Brief: Would you set down every entry shown below, precisely as written?

<<<<

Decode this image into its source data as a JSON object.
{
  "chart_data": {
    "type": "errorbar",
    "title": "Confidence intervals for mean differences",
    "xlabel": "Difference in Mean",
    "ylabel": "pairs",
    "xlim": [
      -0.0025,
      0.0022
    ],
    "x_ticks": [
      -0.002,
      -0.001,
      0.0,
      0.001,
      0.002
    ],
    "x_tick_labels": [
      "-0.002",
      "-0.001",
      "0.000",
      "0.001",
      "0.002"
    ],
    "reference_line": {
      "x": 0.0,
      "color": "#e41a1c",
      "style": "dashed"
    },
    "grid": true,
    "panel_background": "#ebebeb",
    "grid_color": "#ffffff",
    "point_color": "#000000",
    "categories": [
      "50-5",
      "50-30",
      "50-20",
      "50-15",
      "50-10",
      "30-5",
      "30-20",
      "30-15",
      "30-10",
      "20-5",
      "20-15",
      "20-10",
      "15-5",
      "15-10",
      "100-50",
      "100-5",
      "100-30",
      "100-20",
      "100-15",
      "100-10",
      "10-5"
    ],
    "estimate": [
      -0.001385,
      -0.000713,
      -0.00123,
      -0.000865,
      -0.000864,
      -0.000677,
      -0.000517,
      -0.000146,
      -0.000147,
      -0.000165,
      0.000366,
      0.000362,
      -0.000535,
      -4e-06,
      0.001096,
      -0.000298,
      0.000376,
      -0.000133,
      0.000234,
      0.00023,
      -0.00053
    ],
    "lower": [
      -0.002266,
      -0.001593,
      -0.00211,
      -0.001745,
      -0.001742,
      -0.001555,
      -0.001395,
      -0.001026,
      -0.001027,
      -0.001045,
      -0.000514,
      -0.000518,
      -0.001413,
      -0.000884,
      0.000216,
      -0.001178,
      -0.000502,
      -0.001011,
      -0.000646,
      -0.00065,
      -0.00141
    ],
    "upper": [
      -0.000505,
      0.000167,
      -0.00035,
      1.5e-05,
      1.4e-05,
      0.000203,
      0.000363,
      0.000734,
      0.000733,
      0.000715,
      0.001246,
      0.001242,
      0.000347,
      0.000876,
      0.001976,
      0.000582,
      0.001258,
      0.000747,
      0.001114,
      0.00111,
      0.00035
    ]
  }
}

>>>>

Solution to this exercise:
Decode this image into its source data as a JSON object.
{
  "chart_data": {
    "type": "errorbar",
    "title": "Confidence intervals for mean differences",
    "xlabel": "Difference in Mean",
    "ylabel": "pairs",
    "xlim": [
      -0.0025,
      0.0022
    ],
    "x_ticks": [
      -0.002,
      -0.001,
      0.0,
      0.001,
      0.002
    ],
    "x_tick_labels": [
      "-0.002",
      "-0.001",
      "0.000",
      "0.001",
      "0.002"
    ],
    "reference_line": {
      "x": 0.0,
      "color": "#e41a1c",
      "style": "dashed"
    },
    "grid": true,
    "panel_background": "#ebebeb",
    "grid_color": "#ffffff",
    "point_color": "#000000",
    "categories": [
      "50-5",
      "50-30",
      "50-20",
      "50-15",
      "50-10",
      "30-5",
      "30-20",
      "30-15",
      "30-10",
      "20-5",
      "20-15",
      "20-10",
      "15-5",
      "15-10",
      "100-50",
      "100-5",
      "100-30",
      "100-20",
      "100-15",
      "100-10",
      "10-5"
    ],
    "estimate": [
      -0.001385,
      -0.000713,
      -0.00123,
      -0.000865,
      -0.000864,
      -0.000677,
      -0.000517,
      -0.000146,
      -0.000147,
      -0.000165,
      0.000366,
      0.000362,
      -0.000535,
      -4e-06,
      0.001096,
      -0.000298,
      0.000376,
      -0.000133,
      0.000234,
      0.00023,
      -0.00053
    ],
    "lower": [
      -0.002266,
      -0.001593,
      -0.00211,
      -0.001745,
      -0.001742,
      -0.001555,
      -0.001395,
      -0.001026,
      -0.001027,
      -0.001045,
      -0.000514,
      -0.000518,
      -0.001413,
      -0.000884,
      0.000216,
      -0.001178,
      -0.000502,
      -0.001011,
      -0.000646,
      -0.00065,
      -0.00141
    ],
    "upper": [
      -0.000505,
      0.000167,
      -0.00035,
      1.5e-05,
      1.4e-05,
      0.000203,
      0.000363,
      0.000734,
      0.000733,
      0.000715,
      0.001246,
      0.001242,
      0.000347,
      0.000876,
      0.001976,
      0.000582,
      0.001258,
      0.000747,
      0.001114,
      0.00111,
      0.00035
    ]
  }
}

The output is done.